Given request: Give every line from the entries that contains "JSON".

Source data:
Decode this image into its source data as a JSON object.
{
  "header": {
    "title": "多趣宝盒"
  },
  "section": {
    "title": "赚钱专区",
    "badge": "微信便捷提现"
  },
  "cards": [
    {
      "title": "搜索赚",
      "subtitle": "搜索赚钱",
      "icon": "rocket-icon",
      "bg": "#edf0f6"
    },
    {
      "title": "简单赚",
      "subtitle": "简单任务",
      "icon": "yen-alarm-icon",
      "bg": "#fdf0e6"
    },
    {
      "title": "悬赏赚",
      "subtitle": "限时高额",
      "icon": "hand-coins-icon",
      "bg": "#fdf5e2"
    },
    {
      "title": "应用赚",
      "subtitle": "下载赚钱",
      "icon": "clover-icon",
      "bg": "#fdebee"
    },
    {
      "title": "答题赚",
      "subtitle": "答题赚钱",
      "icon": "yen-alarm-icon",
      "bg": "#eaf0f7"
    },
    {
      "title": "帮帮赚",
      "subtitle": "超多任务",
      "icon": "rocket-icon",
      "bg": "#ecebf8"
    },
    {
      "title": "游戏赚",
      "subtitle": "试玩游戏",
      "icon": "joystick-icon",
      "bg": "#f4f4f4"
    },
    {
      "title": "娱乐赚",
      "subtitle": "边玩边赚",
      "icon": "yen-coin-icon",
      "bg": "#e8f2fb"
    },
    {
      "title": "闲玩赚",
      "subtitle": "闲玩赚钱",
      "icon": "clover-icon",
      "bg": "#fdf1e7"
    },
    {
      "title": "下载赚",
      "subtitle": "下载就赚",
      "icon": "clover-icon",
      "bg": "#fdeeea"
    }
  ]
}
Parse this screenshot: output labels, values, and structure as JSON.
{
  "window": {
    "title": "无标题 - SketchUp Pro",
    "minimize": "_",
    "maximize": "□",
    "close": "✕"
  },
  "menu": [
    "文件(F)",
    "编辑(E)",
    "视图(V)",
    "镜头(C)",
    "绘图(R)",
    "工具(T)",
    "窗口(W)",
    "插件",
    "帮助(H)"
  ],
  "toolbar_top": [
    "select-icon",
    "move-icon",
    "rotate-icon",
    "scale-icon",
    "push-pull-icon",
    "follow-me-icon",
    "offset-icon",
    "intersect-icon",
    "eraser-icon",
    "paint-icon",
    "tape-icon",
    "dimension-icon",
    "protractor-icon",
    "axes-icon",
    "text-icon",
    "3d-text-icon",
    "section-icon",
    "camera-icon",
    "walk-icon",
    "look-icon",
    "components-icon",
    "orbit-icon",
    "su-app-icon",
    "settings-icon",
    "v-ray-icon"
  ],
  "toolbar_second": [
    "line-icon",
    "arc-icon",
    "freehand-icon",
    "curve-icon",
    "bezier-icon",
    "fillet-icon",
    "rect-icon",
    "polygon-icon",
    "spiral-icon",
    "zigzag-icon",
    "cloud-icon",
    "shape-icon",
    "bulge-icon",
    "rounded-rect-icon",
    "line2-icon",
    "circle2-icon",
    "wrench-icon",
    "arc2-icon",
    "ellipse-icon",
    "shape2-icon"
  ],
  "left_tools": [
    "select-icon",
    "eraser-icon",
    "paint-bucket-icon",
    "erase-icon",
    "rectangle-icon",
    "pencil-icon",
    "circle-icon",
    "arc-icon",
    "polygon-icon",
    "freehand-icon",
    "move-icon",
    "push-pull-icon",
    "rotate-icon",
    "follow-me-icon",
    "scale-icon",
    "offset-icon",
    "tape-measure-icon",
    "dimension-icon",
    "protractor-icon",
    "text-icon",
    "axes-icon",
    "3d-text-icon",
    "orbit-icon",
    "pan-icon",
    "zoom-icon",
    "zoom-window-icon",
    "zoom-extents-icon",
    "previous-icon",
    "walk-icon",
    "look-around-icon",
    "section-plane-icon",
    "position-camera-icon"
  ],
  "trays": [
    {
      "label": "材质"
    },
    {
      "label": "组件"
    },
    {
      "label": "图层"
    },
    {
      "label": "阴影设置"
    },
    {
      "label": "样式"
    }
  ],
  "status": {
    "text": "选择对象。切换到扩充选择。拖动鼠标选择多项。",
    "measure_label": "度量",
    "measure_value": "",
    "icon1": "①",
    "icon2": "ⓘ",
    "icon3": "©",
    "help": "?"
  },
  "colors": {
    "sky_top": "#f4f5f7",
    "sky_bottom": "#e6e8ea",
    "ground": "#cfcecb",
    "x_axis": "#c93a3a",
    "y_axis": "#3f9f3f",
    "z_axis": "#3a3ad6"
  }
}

Task response:
Decode this image into its source data as a JSON object.
Parse this screenshot: output labels, values, and structure as JSON.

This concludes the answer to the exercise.